* Information shown:
--------------------------------

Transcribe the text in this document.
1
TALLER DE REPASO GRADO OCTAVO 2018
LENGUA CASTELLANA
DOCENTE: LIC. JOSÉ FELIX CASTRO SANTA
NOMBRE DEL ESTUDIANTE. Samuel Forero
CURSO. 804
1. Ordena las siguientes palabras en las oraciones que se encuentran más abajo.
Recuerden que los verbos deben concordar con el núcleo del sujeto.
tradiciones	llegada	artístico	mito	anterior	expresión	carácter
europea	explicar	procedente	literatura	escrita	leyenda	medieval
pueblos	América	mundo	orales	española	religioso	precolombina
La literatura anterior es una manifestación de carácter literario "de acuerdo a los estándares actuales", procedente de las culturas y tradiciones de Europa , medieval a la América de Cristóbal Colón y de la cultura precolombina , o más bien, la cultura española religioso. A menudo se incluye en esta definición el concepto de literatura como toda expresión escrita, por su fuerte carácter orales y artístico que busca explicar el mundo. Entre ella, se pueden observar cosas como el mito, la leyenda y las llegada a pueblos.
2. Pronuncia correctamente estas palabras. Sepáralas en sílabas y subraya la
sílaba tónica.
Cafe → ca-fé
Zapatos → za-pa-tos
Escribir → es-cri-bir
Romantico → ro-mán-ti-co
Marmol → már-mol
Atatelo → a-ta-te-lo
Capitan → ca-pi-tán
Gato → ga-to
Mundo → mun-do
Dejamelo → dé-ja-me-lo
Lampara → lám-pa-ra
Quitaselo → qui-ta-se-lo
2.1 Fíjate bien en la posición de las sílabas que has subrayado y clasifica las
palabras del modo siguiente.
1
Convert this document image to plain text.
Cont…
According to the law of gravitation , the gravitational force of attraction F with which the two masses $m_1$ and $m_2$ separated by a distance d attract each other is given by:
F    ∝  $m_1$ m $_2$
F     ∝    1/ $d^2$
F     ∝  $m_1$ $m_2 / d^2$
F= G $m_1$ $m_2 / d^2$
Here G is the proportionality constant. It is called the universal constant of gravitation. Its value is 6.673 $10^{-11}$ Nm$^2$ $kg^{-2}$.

--------------------------------

* Work to complete:
Each record above should be output again exactly.

* Solution to this task:
Transcribe the text in this document.
1
TALLER DE REPASO GRADO OCTAVO 2018
LENGUA CASTELLANA
DOCENTE: LIC. JOSÉ FELIX CASTRO SANTA
NOMBRE DEL ESTUDIANTE. Samuel Forero
CURSO. 804
1. Ordena las siguientes palabras en las oraciones que se encuentran más abajo.
Recuerden que los verbos deben concordar con el núcleo del sujeto.
tradiciones	llegada	artístico	mito	anterior	expresión	carácter
europea	explicar	procedente	literatura	escrita	leyenda	medieval
pueblos	América	mundo	orales	española	religioso	precolombina
La literatura anterior es una manifestación de carácter literario "de acuerdo a los estándares actuales", procedente de las culturas y tradiciones de Europa , medieval a la América de Cristóbal Colón y de la cultura precolombina , o más bien, la cultura española religioso. A menudo se incluye en esta definición el concepto de literatura como toda expresión escrita, por su fuerte carácter orales y artístico que busca explicar el mundo. Entre ella, se pueden observar cosas como el mito, la leyenda y las llegada a pueblos.
2. Pronuncia correctamente estas palabras. Sepáralas en sílabas y subraya la
sílaba tónica.
Cafe → ca-fé
Zapatos → za-pa-tos
Escribir → es-cri-bir
Romantico → ro-mán-ti-co
Marmol → már-mol
Atatelo → a-ta-te-lo
Capitan → ca-pi-tán
Gato → ga-to
Mundo → mun-do
Dejamelo → dé-ja-me-lo
Lampara → lám-pa-ra
Quitaselo → qui-ta-se-lo
2.1 Fíjate bien en la posición de las sílabas que has subrayado y clasifica las
palabras del modo siguiente.
1
Convert this document image to plain text.
Cont…
According to the law of gravitation , the gravitational force of attraction F with which the two masses $m_1$ and $m_2$ separated by a distance d attract each other is given by:
F    ∝  $m_1$ m $_2$
F     ∝    1/ $d^2$
F     ∝  $m_1$ $m_2 / d^2$
F= G $m_1$ $m_2 / d^2$
Here G is the proportionality constant. It is called the universal constant of gravitation. Its value is 6.673 $10^{-11}$ Nm$^2$ $kg^{-2}$.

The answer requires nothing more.